TASK DETAILS =
Retype the full set of records. Keep every character identical.

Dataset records
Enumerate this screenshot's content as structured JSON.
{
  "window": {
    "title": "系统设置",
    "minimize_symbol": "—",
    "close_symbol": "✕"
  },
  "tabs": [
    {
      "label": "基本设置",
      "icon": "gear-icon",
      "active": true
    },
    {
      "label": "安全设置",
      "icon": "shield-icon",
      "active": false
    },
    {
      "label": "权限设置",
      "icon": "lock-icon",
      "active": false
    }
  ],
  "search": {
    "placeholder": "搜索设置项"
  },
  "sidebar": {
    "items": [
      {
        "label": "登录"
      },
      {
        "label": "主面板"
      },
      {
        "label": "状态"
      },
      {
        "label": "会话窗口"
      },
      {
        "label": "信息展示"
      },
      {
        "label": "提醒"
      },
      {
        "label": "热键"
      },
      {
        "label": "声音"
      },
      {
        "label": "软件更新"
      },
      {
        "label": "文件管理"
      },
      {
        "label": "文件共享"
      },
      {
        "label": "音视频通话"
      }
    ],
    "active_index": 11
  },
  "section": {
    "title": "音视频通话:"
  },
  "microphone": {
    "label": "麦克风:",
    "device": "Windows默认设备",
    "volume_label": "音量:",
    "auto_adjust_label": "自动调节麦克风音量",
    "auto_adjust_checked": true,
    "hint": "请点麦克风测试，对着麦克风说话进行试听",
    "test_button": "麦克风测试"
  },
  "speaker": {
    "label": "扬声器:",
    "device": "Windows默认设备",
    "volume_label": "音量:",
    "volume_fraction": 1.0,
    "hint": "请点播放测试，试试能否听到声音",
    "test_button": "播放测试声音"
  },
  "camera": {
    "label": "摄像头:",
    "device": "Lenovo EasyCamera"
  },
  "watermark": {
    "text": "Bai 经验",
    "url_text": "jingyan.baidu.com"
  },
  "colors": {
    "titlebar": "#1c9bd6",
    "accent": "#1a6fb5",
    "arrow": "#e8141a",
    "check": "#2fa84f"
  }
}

REPLY =
Enumerate this screenshot's content as structured JSON.
{
  "window": {
    "title": "系统设置",
    "minimize_symbol": "—",
    "close_symbol": "✕"
  },
  "tabs": [
    {
      "label": "基本设置",
      "icon": "gear-icon",
      "active": true
    },
    {
      "label": "安全设置",
      "icon": "shield-icon",
      "active": false
    },
    {
      "label": "权限设置",
      "icon": "lock-icon",
      "active": false
    }
  ],
  "search": {
    "placeholder": "搜索设置项"
  },
  "sidebar": {
    "items": [
      {
        "label": "登录"
      },
      {
        "label": "主面板"
      },
      {
        "label": "状态"
      },
      {
        "label": "会话窗口"
      },
      {
        "label": "信息展示"
      },
      {
        "label": "提醒"
      },
      {
        "label": "热键"
      },
      {
        "label": "声音"
      },
      {
        "label": "软件更新"
      },
      {
        "label": "文件管理"
      },
      {
        "label": "文件共享"
      },
      {
        "label": "音视频通话"
      }
    ],
    "active_index": 11
  },
  "section": {
    "title": "音视频通话:"
  },
  "microphone": {
    "label": "麦克风:",
    "device": "Windows默认设备",
    "volume_label": "音量:",
    "auto_adjust_label": "自动调节麦克风音量",
    "auto_adjust_checked": true,
    "hint": "请点麦克风测试，对着麦克风说话进行试听",
    "test_button": "麦克风测试"
  },
  "speaker": {
    "label": "扬声器:",
    "device": "Windows默认设备",
    "volume_label": "音量:",
    "volume_fraction": 1.0,
    "hint": "请点播放测试，试试能否听到声音",
    "test_button": "播放测试声音"
  },
  "camera": {
    "label": "摄像头:",
    "device": "Lenovo EasyCamera"
  },
  "watermark": {
    "text": "Bai 经验",
    "url_text": "jingyan.baidu.com"
  },
  "colors": {
    "titlebar": "#1c9bd6",
    "accent": "#1a6fb5",
    "arrow": "#e8141a",
    "check": "#2fa84f"
  }
}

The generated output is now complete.